- YOUR GOAL
Whenever a line below holds the word "label", count it once; report the total and nothing else.

- DATA IN THIS EXERCISE
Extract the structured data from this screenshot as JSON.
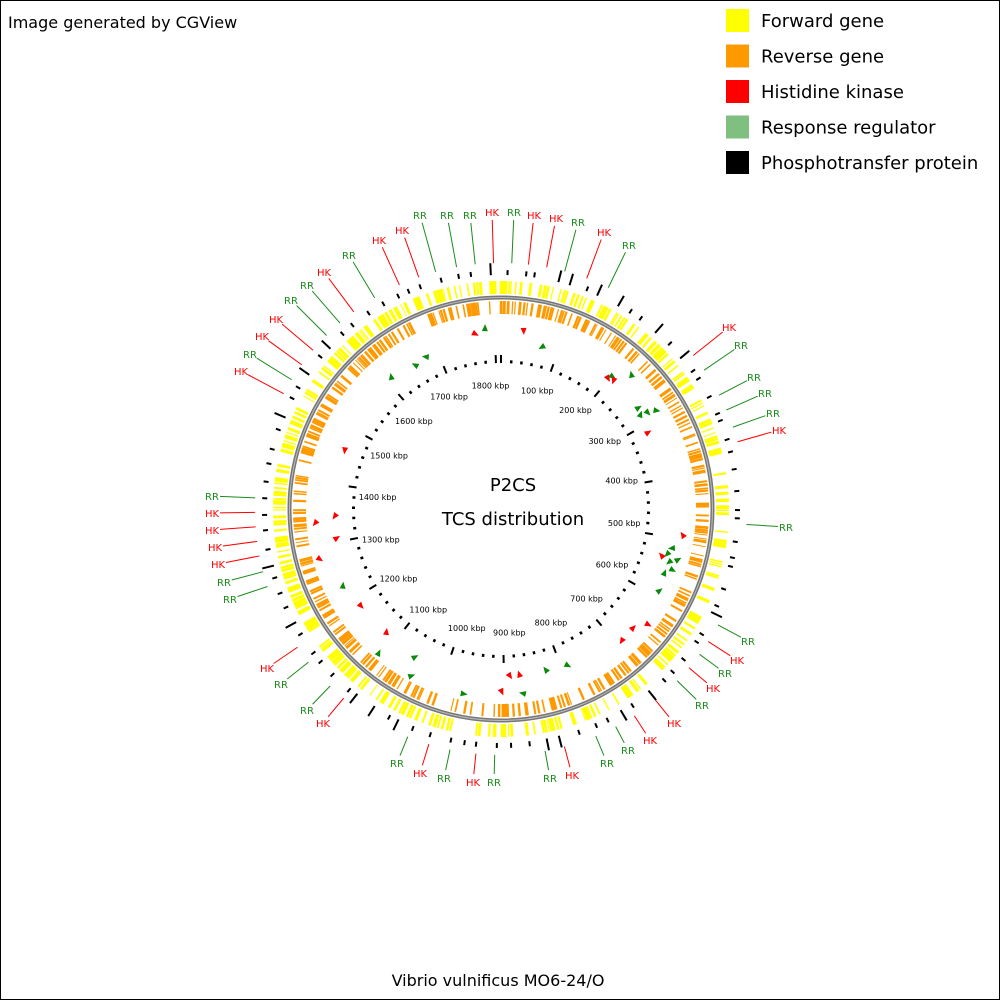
{
  "header": {
    "text": "Image generated by CGView"
  },
  "legend": [
    {
      "label": "Forward gene",
      "color": "#ffff00"
    },
    {
      "label": "Reverse gene",
      "color": "#ff9900"
    },
    {
      "label": "Histidine kinase",
      "color": "#ff0000"
    },
    {
      "label": "Response regulator",
      "color": "#7fbf7f"
    },
    {
      "label": "Phosphotransfer protein",
      "color": "#000000"
    }
  ],
  "center": {
    "title": "P2CS",
    "subtitle": "TCS distribution"
  },
  "ruler": [
    "100 kbp",
    "200 kbp",
    "300 kbp",
    "400 kbp",
    "500 kbp",
    "600 kbp",
    "700 kbp",
    "800 kbp",
    "900 kbp",
    "1000 kbp",
    "1100 kbp",
    "1200 kbp",
    "1300 kbp",
    "1400 kbp",
    "1500 kbp",
    "1600 kbp",
    "1700 kbp",
    "1800 kbp"
  ],
  "features": [
    {
      "text": "RR",
      "color": "#1a8c1a"
    },
    {
      "text": "RR",
      "color": "#1a8c1a"
    },
    {
      "text": "RR",
      "color": "#1a8c1a"
    },
    {
      "text": "HK",
      "color": "#ff0000"
    },
    {
      "text": "RR",
      "color": "#1a8c1a"
    },
    {
      "text": "HK",
      "color": "#ff0000"
    },
    {
      "text": "HK",
      "color": "#ff0000"
    },
    {
      "text": "RR",
      "color": "#1a8c1a"
    },
    {
      "text": "HK",
      "color": "#ff0000"
    },
    {
      "text": "RR",
      "color": "#1a8c1a"
    },
    {
      "text": "HK",
      "color": "#ff0000"
    },
    {
      "text": "HK",
      "color": "#ff0000"
    },
    {
      "text": "RR",
      "color": "#1a8c1a"
    },
    {
      "text": "HK",
      "color": "#ff0000"
    },
    {
      "text": "RR",
      "color": "#1a8c1a"
    },
    {
      "text": "RR",
      "color": "#1a8c1a"
    },
    {
      "text": "HK",
      "color": "#ff0000"
    },
    {
      "text": "HK",
      "color": "#ff0000"
    },
    {
      "text": "RR",
      "color": "#1a8c1a"
    },
    {
      "text": "HK",
      "color": "#ff0000"
    },
    {
      "text": "HK",
      "color": "#ff0000"
    },
    {
      "text": "RR",
      "color": "#1a8c1a"
    },
    {
      "text": "RR",
      "color": "#1a8c1a"
    },
    {
      "text": "RR",
      "color": "#1a8c1a"
    },
    {
      "text": "RR",
      "color": "#1a8c1a"
    },
    {
      "text": "HK",
      "color": "#ff0000"
    },
    {
      "text": "RR",
      "color": "#1a8c1a"
    },
    {
      "text": "RR",
      "color": "#1a8c1a"
    },
    {
      "text": "HK",
      "color": "#ff0000"
    },
    {
      "text": "RR",
      "color": "#1a8c1a"
    },
    {
      "text": "HK",
      "color": "#ff0000"
    },
    {
      "text": "RR",
      "color": "#1a8c1a"
    },
    {
      "text": "HK",
      "color": "#ff0000"
    },
    {
      "text": "HK",
      "color": "#ff0000"
    },
    {
      "text": "RR",
      "color": "#1a8c1a"
    },
    {
      "text": "RR",
      "color": "#1a8c1a"
    },
    {
      "text": "HK",
      "color": "#ff0000"
    },
    {
      "text": "RR",
      "color": "#1a8c1a"
    },
    {
      "text": "RR",
      "color": "#1a8c1a"
    },
    {
      "text": "HK",
      "color": "#ff0000"
    },
    {
      "text": "RR",
      "color": "#1a8c1a"
    },
    {
      "text": "HK",
      "color": "#ff0000"
    },
    {
      "text": "RR",
      "color": "#1a8c1a"
    },
    {
      "text": "HK",
      "color": "#ff0000"
    },
    {
      "text": "RR",
      "color": "#1a8c1a"
    },
    {
      "text": "RR",
      "color": "#1a8c1a"
    },
    {
      "text": "HK",
      "color": "#ff0000"
    },
    {
      "text": "RR",
      "color": "#1a8c1a"
    },
    {
      "text": "HK",
      "color": "#ff0000"
    },
    {
      "text": "HK",
      "color": "#ff0000"
    },
    {
      "text": "HK",
      "color": "#ff0000"
    },
    {
      "text": "HK",
      "color": "#ff0000"
    },
    {
      "text": "RR",
      "color": "#1a8c1a"
    },
    {
      "text": "RR",
      "color": "#1a8c1a"
    }
  ],
  "footer": "Vibrio vulnificus MO6-24/O"
}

- EXERCISE OUTPUT
5